**Work to do:** Please reproduce all of the material below word for word, leaving out the picture.

** start Records for this exercise **

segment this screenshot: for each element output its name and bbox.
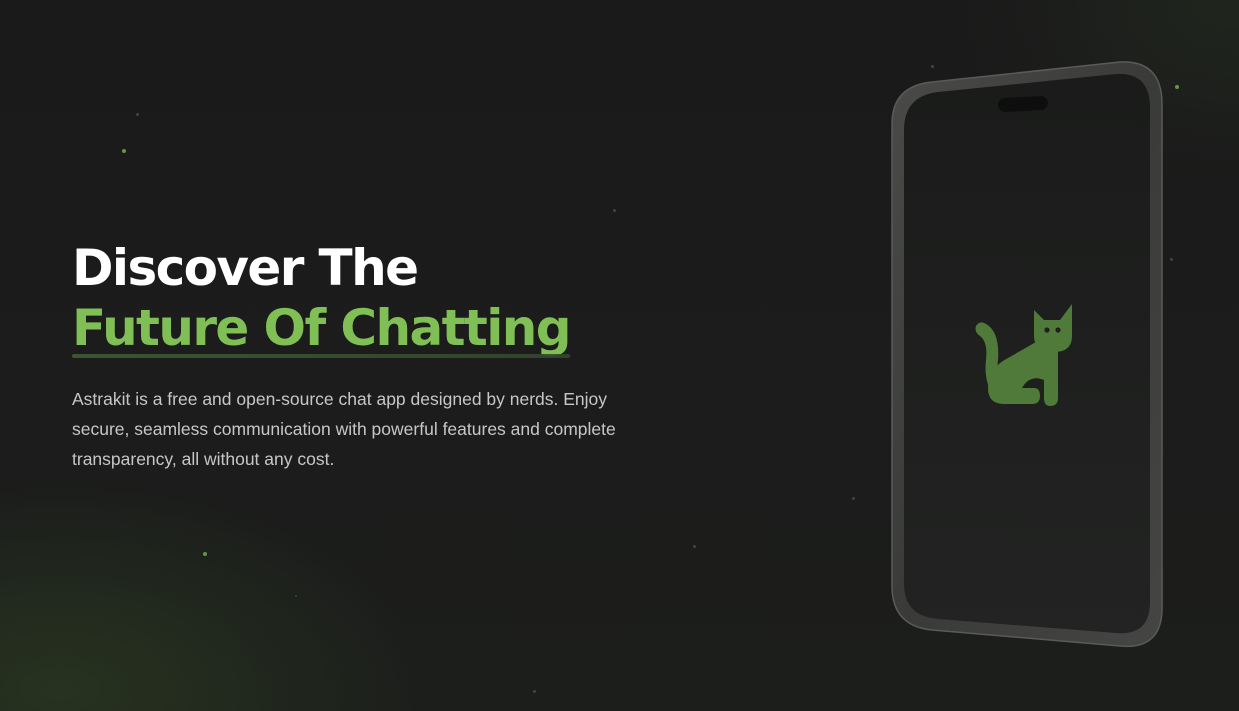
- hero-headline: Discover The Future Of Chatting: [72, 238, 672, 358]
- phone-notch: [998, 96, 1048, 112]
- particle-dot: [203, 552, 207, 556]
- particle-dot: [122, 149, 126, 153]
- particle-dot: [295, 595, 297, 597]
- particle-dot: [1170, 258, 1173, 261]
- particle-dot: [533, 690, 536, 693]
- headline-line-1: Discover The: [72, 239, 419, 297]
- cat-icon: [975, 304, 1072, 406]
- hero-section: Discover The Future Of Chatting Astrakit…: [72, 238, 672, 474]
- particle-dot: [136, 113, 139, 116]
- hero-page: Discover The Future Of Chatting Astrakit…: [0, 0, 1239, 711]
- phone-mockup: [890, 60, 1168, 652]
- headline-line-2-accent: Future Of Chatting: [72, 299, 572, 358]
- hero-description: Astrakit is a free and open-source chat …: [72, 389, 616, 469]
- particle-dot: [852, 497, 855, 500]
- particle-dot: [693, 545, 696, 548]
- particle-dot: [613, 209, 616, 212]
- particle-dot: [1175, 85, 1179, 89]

** end Records for this exercise **

**Complete response:**
segment this screenshot: for each element output its name and bbox.
- hero-headline: Discover The Future Of Chatting: [72, 238, 672, 358]
- phone-notch: [998, 96, 1048, 112]
- particle-dot: [203, 552, 207, 556]
- particle-dot: [122, 149, 126, 153]
- particle-dot: [295, 595, 297, 597]
- particle-dot: [1170, 258, 1173, 261]
- particle-dot: [533, 690, 536, 693]
- headline-line-1: Discover The: [72, 239, 419, 297]
- cat-icon: [975, 304, 1072, 406]
- hero-section: Discover The Future Of Chatting Astrakit…: [72, 238, 672, 474]
- particle-dot: [136, 113, 139, 116]
- hero-page: Discover The Future Of Chatting Astrakit…: [0, 0, 1239, 711]
- phone-mockup: [890, 60, 1168, 652]
- headline-line-2-accent: Future Of Chatting: [72, 299, 572, 358]
- hero-description: Astrakit is a free and open-source chat …: [72, 389, 616, 469]
- particle-dot: [852, 497, 855, 500]
- particle-dot: [693, 545, 696, 548]
- particle-dot: [613, 209, 616, 212]
- particle-dot: [1175, 85, 1179, 89]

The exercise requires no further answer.